> [RECORDS FOR PROCESSING]:
—————

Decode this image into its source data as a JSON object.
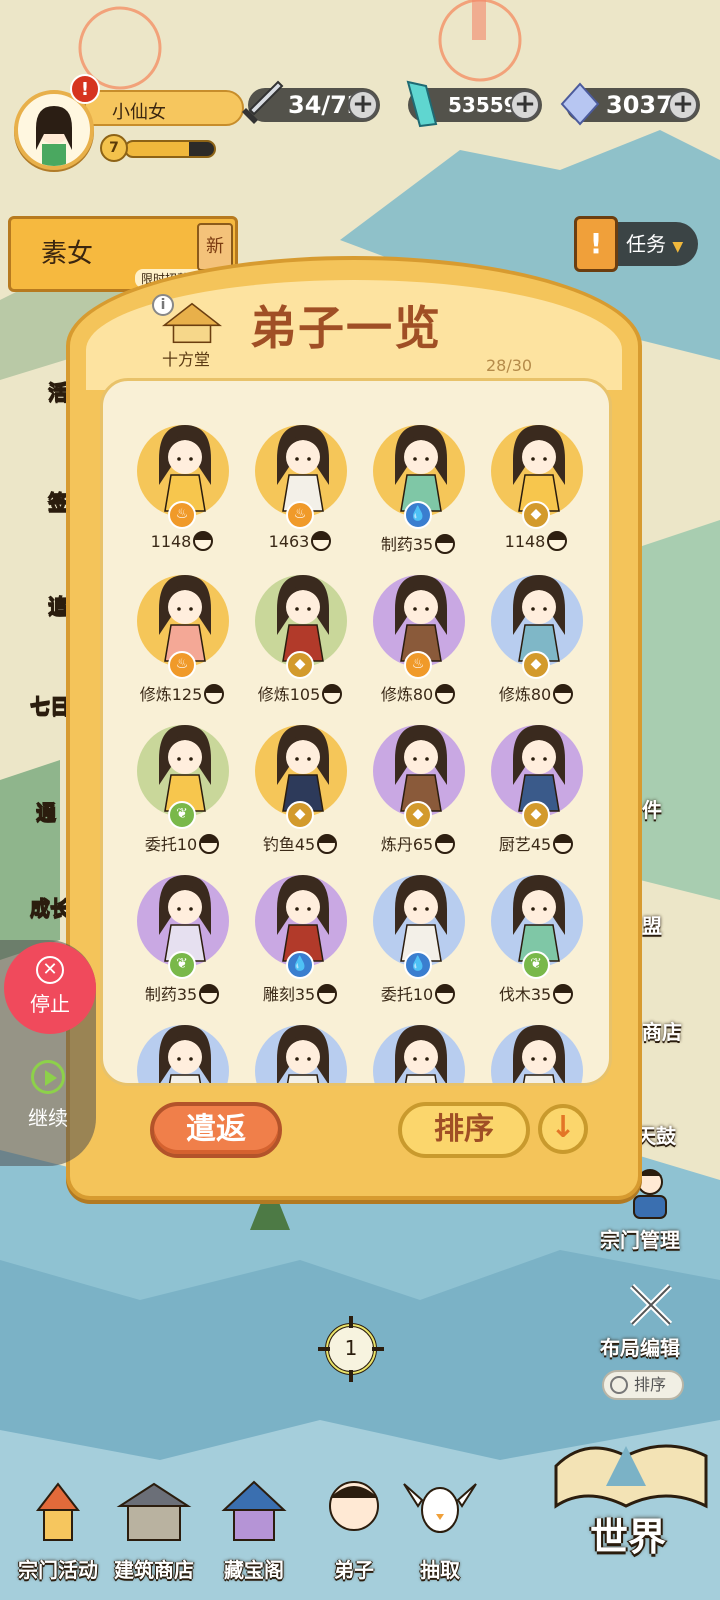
{
  "player": {
    "name": "小仙女",
    "level": "7",
    "exp_fraction": 0.72
  },
  "resources": [
    {
      "id": "stamina",
      "icon": "sword-icon",
      "value": "34/72"
    },
    {
      "id": "jade",
      "icon": "crystal-icon",
      "value": "535596"
    },
    {
      "id": "gem",
      "icon": "diamond-icon",
      "value": "3037"
    }
  ],
  "banner": {
    "title": "素女",
    "subtitle": "限时招募活动",
    "tag": "新"
  },
  "task": {
    "label": "任务"
  },
  "left_side_labels": [
    "活",
    "签",
    "追",
    "七日",
    "通",
    "成长"
  ],
  "panel": {
    "hall_label": "十方堂",
    "title": "弟子一览",
    "count": "28/30",
    "dismiss_label": "遣返",
    "sort_label": "排序"
  },
  "disciples": [
    {
      "label": "1148",
      "bg": "#f5c659",
      "elem": "fire",
      "elem_color": "#f09a2a",
      "robe": "#f7c64d"
    },
    {
      "label": "1463",
      "bg": "#f5c659",
      "elem": "fire",
      "elem_color": "#f09a2a",
      "robe": "#f3f0e8"
    },
    {
      "label": "制药35",
      "bg": "#f5c659",
      "elem": "water",
      "elem_color": "#3a7ecf",
      "robe": "#7fc7a6"
    },
    {
      "label": "1148",
      "bg": "#f5c659",
      "elem": "earth",
      "elem_color": "#d39a2c",
      "robe": "#f7c64d"
    },
    {
      "label": "修炼125",
      "bg": "#f5c659",
      "elem": "fire",
      "elem_color": "#f09a2a",
      "robe": "#f4a896"
    },
    {
      "label": "修炼105",
      "bg": "#c9d79a",
      "elem": "earth",
      "elem_color": "#d39a2c",
      "robe": "#b23a2a"
    },
    {
      "label": "修炼80",
      "bg": "#c9a8e3",
      "elem": "fire",
      "elem_color": "#f09a2a",
      "robe": "#8a5a3a"
    },
    {
      "label": "修炼80",
      "bg": "#b8cdef",
      "elem": "earth",
      "elem_color": "#d39a2c",
      "robe": "#7fb7c7"
    },
    {
      "label": "委托10",
      "bg": "#c9d79a",
      "elem": "wood",
      "elem_color": "#79b84a",
      "robe": "#f7c64d"
    },
    {
      "label": "钓鱼45",
      "bg": "#f5c659",
      "elem": "earth",
      "elem_color": "#d39a2c",
      "robe": "#2d3a5a"
    },
    {
      "label": "炼丹65",
      "bg": "#c9a8e3",
      "elem": "earth",
      "elem_color": "#d39a2c",
      "robe": "#8a5a3a"
    },
    {
      "label": "厨艺45",
      "bg": "#c9a8e3",
      "elem": "earth",
      "elem_color": "#d39a2c",
      "robe": "#3a5a8a"
    },
    {
      "label": "制药35",
      "bg": "#c9a8e3",
      "elem": "wood",
      "elem_color": "#79b84a",
      "robe": "#e6e0f0"
    },
    {
      "label": "雕刻35",
      "bg": "#c9a8e3",
      "elem": "water",
      "elem_color": "#3a7ecf",
      "robe": "#b23a2a"
    },
    {
      "label": "委托10",
      "bg": "#b8cdef",
      "elem": "water",
      "elem_color": "#3a7ecf",
      "robe": "#f3f0e8"
    },
    {
      "label": "伐木35",
      "bg": "#b8cdef",
      "elem": "wood",
      "elem_color": "#79b84a",
      "robe": "#7fc7a6"
    },
    {
      "label": "",
      "bg": "#b8cdef",
      "elem": "",
      "elem_color": "",
      "robe": "#f3f0e8"
    },
    {
      "label": "",
      "bg": "#b8cdef",
      "elem": "",
      "elem_color": "",
      "robe": "#f3f0e8"
    },
    {
      "label": "",
      "bg": "#b8cdef",
      "elem": "",
      "elem_color": "",
      "robe": "#f3f0e8"
    },
    {
      "label": "",
      "bg": "#b8cdef",
      "elem": "",
      "elem_color": "",
      "robe": "#f3f0e8"
    }
  ],
  "floating_controls": {
    "stop_label": "停止",
    "continue_label": "继续"
  },
  "right_menu": {
    "item1": "件",
    "item2": "盟",
    "shop": "商店",
    "drum": "天鼓",
    "sect_manage": "宗门管理",
    "layout_edit": "布局编辑",
    "layout_sort": "排序"
  },
  "locator_number": "1",
  "bottom_nav": [
    {
      "label": "宗门活动"
    },
    {
      "label": "建筑商店"
    },
    {
      "label": "藏宝阁"
    },
    {
      "label": "弟子"
    },
    {
      "label": "抽取"
    }
  ],
  "world_label": "世界",
  "colors": {
    "panel": "#f4c45a",
    "title": "#a04f25",
    "dismiss": "#f07f4a",
    "stop": "#f04a5c"
  }
}
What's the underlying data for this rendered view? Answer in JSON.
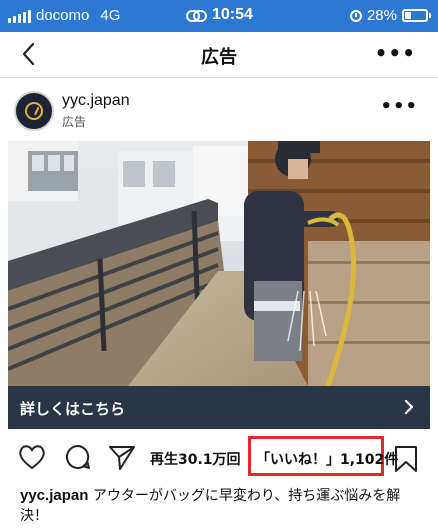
{
  "status_bar": {
    "carrier": "docomo",
    "network": "4G",
    "time": "10:54",
    "battery": "28%"
  },
  "nav": {
    "title": "広告",
    "more": "•••"
  },
  "post": {
    "username": "yyc.japan",
    "sponsored_label": "広告",
    "more": "•••"
  },
  "cta": {
    "label": "詳しくはこちら"
  },
  "actions": {
    "views": "再生30.1万回",
    "likes": "「いいね！」1,102件",
    "highlight_color": "#e5292a"
  },
  "caption": {
    "username": "yyc.japan",
    "text": "アウターがバッグに早変わり、持ち運ぶ悩みを解決！"
  },
  "icons": [
    "signal-icon",
    "link-icon",
    "alarm-icon",
    "battery-icon",
    "back-icon",
    "heart-icon",
    "comment-icon",
    "share-icon",
    "bookmark-icon",
    "chevron-right-icon"
  ],
  "colors": {
    "status_bar": "#2d78d3",
    "cta_bar": "#2a3545"
  }
}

—————

> [THE EXERCISE]: From the entries above, pull out each line that includes "data".

> [WRITTEN RESPONSE]:
Decode this image into its source data as a JSON object.
What's the underlying data for this rendered view? Answer in JSON.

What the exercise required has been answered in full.